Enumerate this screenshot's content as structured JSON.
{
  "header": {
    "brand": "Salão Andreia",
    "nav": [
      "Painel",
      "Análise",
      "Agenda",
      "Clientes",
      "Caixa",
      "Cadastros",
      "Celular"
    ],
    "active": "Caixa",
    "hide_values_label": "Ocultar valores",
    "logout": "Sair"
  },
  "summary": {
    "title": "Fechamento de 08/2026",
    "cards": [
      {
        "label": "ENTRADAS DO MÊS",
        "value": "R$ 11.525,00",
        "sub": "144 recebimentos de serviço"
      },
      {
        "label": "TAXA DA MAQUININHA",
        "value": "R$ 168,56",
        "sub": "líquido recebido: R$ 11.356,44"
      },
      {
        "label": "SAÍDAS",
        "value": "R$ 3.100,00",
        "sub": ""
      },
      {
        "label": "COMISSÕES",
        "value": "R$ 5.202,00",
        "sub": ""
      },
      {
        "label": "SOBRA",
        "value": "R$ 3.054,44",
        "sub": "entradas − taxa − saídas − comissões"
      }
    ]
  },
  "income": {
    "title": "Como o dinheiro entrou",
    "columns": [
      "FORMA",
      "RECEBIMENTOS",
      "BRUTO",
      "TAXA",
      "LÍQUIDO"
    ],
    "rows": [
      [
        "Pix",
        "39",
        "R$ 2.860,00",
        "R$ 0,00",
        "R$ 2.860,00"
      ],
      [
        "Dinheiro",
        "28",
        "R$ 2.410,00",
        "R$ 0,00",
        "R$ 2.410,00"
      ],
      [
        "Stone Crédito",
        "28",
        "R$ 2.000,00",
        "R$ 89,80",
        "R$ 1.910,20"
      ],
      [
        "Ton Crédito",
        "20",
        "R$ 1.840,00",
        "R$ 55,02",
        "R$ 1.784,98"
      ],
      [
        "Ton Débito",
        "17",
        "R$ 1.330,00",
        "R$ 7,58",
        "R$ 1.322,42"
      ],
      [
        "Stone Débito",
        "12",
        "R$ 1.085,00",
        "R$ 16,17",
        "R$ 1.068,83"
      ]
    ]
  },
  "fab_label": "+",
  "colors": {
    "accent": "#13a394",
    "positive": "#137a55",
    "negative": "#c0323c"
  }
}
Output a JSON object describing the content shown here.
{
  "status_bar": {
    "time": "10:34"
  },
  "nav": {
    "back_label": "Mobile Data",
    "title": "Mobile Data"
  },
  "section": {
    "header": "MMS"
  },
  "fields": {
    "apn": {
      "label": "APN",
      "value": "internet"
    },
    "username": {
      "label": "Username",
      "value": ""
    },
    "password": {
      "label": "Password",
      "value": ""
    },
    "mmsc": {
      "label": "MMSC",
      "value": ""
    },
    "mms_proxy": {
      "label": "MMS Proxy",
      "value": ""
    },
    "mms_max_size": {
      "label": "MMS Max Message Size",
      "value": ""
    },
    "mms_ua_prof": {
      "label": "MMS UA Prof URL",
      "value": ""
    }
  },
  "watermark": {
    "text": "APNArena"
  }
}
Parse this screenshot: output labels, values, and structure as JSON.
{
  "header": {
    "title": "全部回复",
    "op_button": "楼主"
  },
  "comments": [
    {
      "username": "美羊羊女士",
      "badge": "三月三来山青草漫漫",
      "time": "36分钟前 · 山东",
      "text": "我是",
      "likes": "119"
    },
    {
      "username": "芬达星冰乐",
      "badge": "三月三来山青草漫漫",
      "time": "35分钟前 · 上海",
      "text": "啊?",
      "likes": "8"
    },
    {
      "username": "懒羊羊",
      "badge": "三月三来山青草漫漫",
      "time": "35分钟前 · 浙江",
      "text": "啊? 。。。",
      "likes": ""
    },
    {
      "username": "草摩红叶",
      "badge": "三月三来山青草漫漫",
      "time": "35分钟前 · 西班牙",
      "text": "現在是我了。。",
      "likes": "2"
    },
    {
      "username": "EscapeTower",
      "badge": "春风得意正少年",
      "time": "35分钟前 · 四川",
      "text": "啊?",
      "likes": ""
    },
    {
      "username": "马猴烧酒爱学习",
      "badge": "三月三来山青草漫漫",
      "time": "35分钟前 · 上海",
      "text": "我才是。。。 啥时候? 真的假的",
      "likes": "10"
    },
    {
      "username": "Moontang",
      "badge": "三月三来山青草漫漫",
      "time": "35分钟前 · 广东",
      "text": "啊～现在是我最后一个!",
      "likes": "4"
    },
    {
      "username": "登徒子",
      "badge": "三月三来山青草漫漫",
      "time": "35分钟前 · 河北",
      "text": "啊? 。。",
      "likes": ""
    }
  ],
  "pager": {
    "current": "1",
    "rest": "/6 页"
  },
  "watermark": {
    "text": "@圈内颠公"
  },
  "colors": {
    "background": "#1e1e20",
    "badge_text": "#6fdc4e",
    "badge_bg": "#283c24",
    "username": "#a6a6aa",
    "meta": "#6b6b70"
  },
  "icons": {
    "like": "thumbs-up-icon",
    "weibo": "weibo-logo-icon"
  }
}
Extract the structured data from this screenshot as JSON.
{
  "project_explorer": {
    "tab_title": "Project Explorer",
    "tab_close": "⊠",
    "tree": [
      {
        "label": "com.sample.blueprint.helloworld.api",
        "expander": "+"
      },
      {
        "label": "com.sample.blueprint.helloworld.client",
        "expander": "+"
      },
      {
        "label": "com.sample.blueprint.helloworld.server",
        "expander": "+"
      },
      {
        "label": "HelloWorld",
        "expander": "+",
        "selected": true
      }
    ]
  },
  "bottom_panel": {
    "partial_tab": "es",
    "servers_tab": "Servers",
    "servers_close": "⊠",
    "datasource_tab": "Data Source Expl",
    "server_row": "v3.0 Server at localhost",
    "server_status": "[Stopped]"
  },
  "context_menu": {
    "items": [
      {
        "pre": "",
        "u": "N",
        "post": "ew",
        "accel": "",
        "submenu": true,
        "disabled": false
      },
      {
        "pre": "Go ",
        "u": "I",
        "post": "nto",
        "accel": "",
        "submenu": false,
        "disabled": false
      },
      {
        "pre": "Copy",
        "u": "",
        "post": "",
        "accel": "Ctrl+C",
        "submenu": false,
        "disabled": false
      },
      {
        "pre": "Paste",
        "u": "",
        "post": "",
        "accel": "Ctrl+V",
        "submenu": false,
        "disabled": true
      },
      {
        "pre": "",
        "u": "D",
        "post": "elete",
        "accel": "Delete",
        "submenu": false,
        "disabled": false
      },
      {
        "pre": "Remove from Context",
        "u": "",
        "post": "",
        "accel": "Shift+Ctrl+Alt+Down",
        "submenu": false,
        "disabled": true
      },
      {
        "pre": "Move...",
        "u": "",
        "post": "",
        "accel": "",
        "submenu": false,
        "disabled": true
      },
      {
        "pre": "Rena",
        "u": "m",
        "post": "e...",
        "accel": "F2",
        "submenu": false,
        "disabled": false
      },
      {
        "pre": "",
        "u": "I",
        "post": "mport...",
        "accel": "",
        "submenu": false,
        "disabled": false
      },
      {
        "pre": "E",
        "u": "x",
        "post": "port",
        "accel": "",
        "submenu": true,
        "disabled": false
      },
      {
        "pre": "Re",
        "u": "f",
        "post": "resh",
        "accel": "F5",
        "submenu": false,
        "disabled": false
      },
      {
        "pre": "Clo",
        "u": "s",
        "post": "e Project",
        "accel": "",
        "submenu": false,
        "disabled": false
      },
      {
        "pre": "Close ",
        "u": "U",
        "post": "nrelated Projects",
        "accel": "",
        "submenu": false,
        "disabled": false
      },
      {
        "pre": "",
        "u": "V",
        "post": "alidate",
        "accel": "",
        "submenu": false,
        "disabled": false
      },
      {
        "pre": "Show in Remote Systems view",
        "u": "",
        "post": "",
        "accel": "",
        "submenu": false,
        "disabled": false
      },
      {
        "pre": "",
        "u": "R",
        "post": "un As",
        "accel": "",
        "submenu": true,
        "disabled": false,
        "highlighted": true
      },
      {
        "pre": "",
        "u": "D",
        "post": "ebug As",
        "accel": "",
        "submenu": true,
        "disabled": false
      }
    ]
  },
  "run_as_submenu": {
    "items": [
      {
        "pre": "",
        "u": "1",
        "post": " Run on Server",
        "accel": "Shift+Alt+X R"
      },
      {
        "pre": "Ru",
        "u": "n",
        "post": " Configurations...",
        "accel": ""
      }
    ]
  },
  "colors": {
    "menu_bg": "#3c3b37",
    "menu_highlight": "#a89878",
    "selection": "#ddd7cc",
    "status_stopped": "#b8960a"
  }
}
=-=-=
• [Required work] Reproduce every line from the entries that holds the word "blueprint".

• [Answer to this exercise]
        "label": "com.sample.blueprint.helloworld.api",
        "label": "com.sample.blueprint.helloworld.client",
        "label": "com.sample.blueprint.helloworld.server",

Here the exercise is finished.